> _LISTING_:
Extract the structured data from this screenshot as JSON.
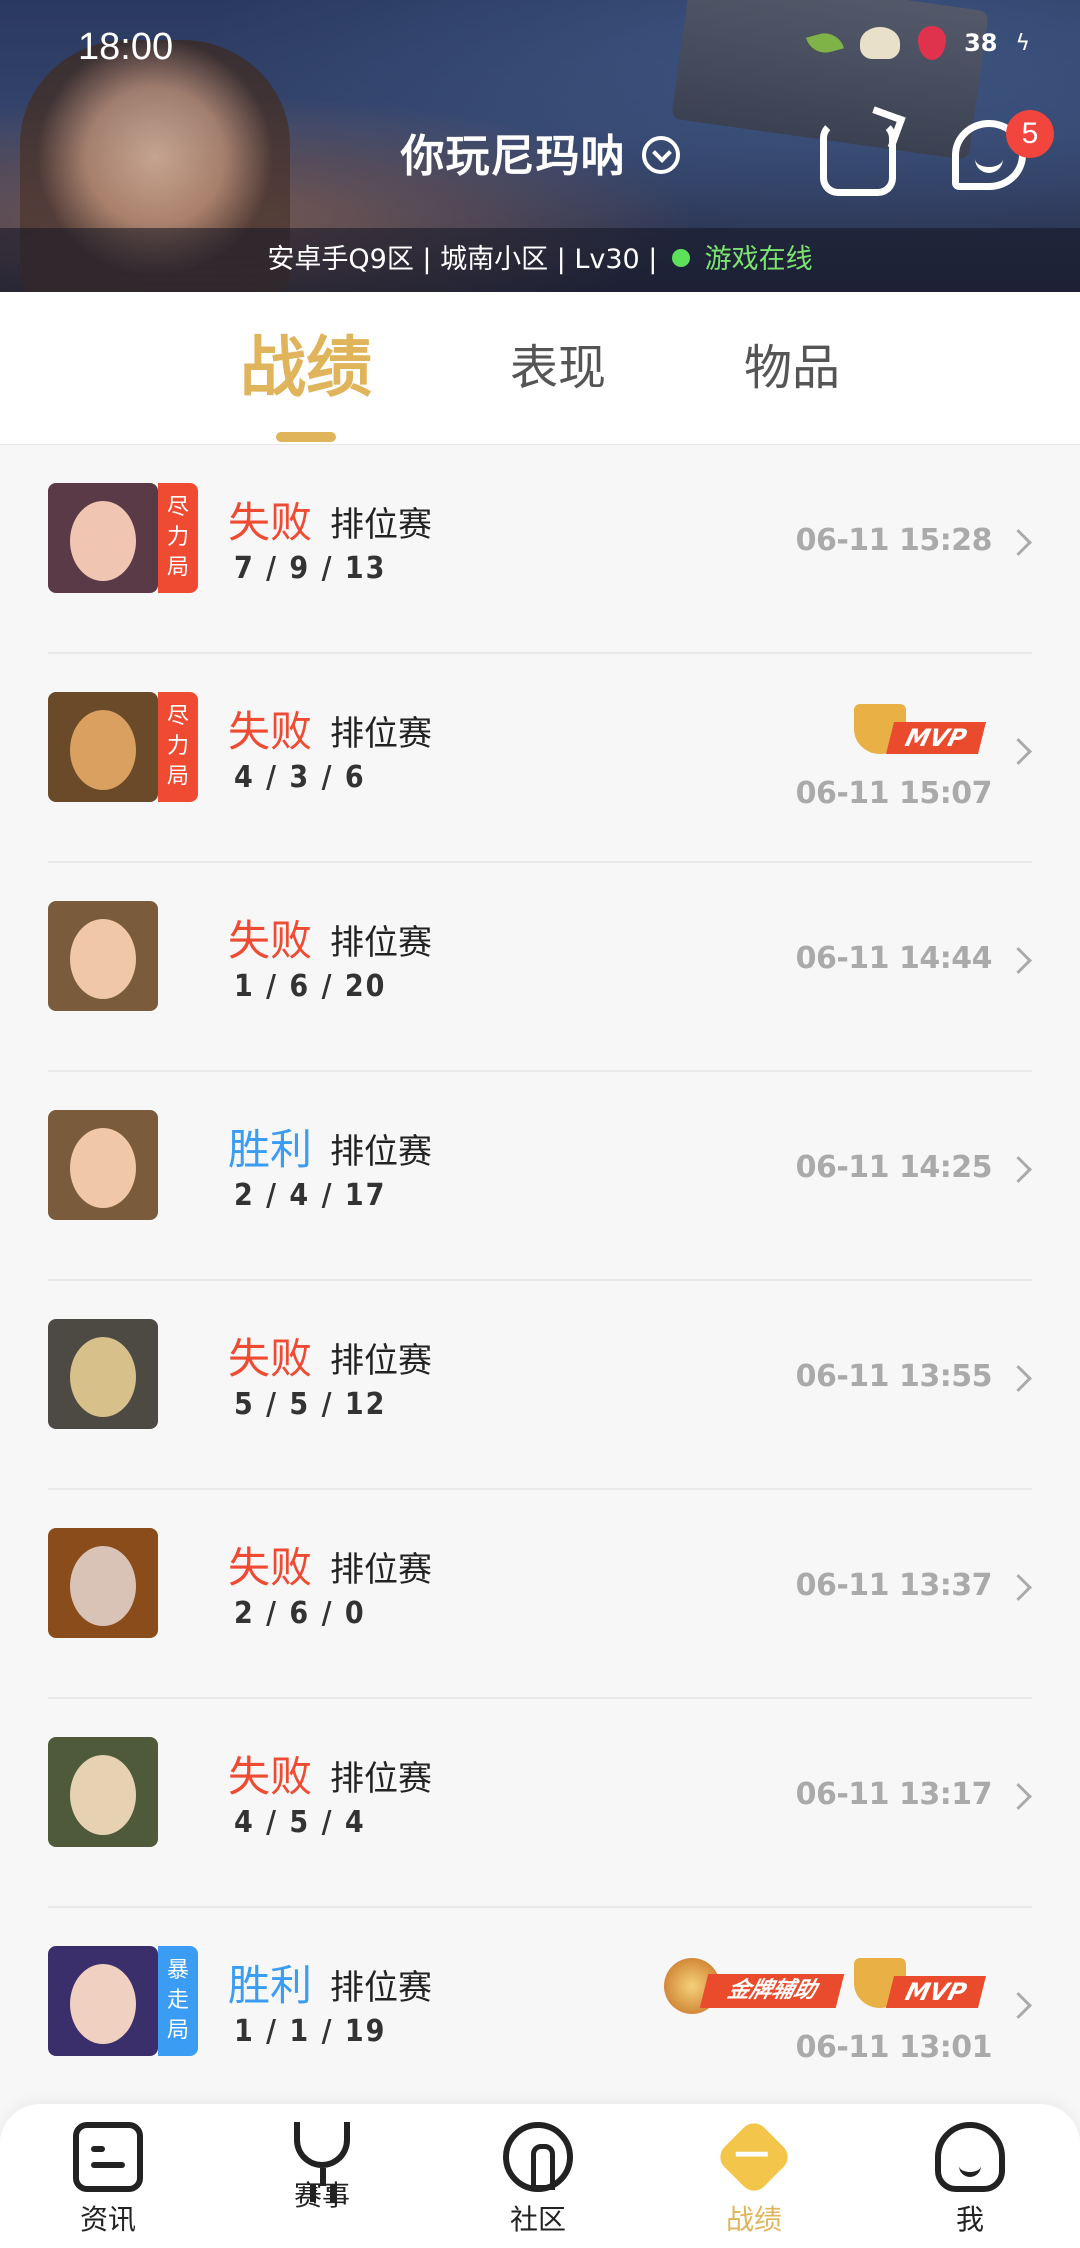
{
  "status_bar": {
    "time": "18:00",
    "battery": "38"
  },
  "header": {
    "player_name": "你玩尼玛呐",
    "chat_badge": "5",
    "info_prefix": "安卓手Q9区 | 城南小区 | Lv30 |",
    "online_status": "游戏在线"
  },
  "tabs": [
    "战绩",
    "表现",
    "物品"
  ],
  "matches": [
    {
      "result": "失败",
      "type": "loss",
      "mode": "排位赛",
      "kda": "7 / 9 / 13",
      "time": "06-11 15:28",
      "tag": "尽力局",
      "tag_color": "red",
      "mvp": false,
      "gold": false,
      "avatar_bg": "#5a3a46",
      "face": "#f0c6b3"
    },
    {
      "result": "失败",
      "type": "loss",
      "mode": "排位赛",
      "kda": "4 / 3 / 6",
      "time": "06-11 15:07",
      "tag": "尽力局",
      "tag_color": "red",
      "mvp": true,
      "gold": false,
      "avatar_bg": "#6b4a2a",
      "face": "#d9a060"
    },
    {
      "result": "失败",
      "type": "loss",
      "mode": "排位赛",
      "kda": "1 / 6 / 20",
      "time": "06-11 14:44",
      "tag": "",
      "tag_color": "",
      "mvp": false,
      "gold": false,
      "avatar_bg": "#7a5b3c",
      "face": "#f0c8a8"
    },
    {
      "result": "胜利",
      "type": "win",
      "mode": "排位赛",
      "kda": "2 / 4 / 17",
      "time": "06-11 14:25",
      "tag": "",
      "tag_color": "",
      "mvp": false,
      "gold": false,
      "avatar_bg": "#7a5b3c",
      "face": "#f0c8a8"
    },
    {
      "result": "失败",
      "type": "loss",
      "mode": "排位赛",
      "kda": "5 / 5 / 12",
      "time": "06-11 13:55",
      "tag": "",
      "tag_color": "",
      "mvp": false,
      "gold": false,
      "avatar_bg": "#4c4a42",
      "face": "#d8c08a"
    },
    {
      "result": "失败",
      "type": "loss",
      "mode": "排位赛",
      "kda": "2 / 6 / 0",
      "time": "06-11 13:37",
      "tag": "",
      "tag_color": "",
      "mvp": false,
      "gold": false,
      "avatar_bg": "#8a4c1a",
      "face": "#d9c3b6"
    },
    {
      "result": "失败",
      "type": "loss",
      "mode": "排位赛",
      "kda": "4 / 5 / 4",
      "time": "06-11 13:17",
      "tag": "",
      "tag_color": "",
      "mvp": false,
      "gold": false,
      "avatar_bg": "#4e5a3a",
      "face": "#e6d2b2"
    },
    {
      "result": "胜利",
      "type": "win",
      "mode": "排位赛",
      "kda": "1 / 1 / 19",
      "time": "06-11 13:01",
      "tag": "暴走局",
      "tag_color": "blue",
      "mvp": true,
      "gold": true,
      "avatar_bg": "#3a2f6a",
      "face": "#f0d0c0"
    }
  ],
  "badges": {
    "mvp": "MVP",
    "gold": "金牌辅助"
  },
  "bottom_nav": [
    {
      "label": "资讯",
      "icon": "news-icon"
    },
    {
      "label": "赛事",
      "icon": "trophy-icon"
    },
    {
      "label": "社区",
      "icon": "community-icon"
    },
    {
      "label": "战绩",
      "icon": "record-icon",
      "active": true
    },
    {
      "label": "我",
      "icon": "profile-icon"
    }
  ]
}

--

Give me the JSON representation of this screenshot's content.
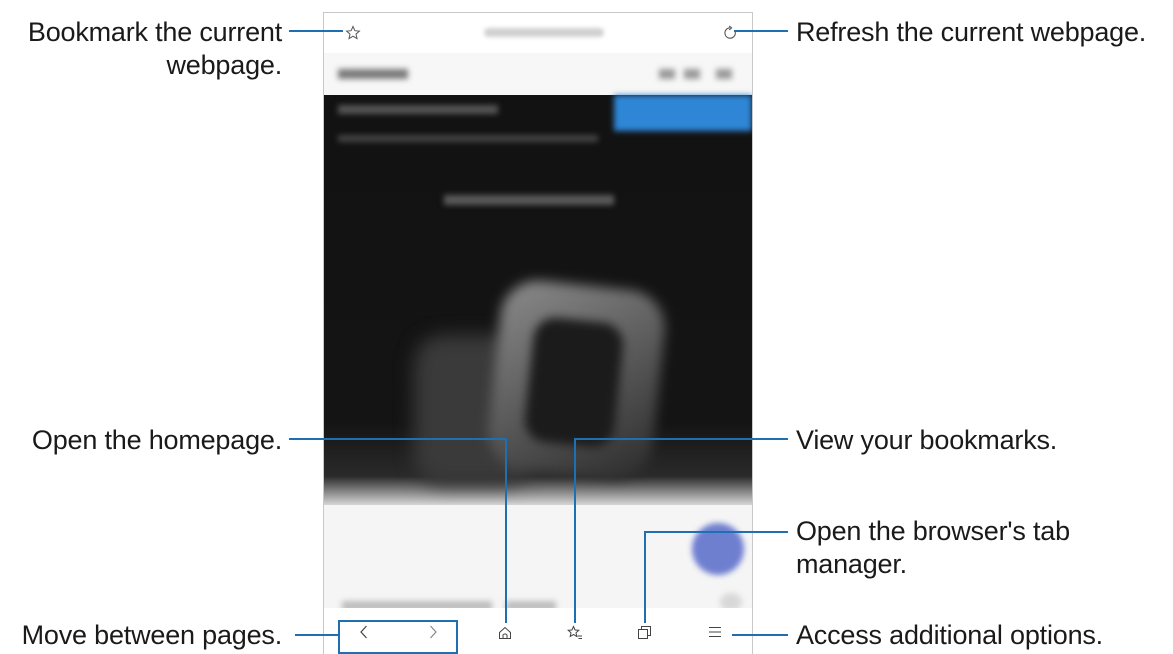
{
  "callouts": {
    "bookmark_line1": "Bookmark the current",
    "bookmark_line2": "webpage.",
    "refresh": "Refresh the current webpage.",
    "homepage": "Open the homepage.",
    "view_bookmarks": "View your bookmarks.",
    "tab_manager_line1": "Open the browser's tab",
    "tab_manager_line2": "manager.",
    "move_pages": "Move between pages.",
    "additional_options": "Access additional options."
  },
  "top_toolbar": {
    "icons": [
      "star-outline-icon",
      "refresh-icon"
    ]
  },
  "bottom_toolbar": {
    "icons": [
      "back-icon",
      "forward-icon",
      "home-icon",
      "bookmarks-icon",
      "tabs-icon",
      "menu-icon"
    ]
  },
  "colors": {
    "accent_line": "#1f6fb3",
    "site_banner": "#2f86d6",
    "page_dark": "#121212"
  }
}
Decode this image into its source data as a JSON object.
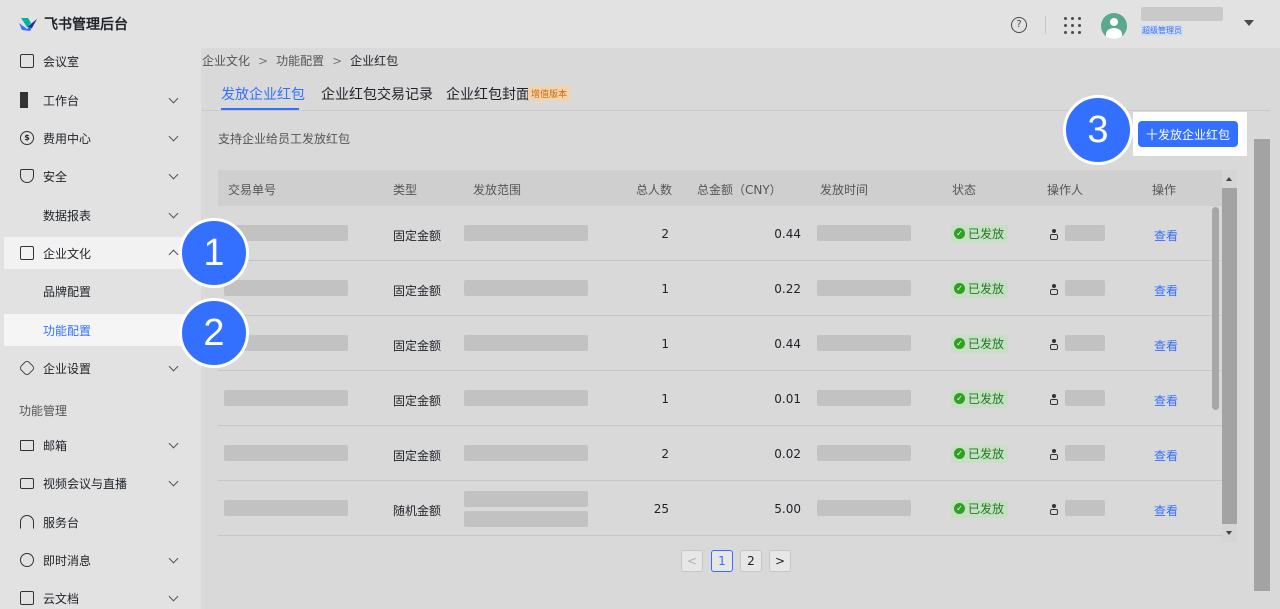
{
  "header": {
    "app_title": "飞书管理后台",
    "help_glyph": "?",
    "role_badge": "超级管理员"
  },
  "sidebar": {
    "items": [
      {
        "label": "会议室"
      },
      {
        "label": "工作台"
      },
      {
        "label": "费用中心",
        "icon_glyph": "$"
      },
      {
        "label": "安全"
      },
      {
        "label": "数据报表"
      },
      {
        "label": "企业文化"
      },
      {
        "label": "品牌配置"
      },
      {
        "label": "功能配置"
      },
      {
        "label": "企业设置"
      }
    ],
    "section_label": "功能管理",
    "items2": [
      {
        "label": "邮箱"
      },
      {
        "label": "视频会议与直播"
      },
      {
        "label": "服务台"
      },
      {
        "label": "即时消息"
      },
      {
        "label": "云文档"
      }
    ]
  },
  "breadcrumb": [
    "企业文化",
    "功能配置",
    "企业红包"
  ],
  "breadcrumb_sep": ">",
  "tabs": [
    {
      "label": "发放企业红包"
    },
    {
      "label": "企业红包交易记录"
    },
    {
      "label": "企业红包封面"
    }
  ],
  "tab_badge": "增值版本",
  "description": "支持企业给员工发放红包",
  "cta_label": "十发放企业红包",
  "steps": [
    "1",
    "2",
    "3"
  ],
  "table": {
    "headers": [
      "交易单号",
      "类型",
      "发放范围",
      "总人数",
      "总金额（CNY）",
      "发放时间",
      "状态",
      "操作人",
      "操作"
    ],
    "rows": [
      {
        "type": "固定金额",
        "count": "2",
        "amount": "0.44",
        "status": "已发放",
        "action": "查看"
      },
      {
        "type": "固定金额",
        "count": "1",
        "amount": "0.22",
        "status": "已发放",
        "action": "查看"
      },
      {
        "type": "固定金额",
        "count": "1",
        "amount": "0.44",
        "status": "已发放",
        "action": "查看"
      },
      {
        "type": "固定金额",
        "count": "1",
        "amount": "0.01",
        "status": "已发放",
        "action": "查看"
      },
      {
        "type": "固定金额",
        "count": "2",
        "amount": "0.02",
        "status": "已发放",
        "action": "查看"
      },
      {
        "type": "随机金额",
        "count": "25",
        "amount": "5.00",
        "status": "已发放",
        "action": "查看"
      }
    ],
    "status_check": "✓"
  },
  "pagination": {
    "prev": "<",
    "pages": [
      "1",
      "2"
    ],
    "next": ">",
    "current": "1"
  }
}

> _GIVEN TASK_: Each line above that includes "this" should be shown.

> _WRITTEN RESPONSE_:
Extract the structured data from this screenshot as JSON.
Give me the JSON representation of this screenshot's content.
Decode this image into its source data as a JSON object.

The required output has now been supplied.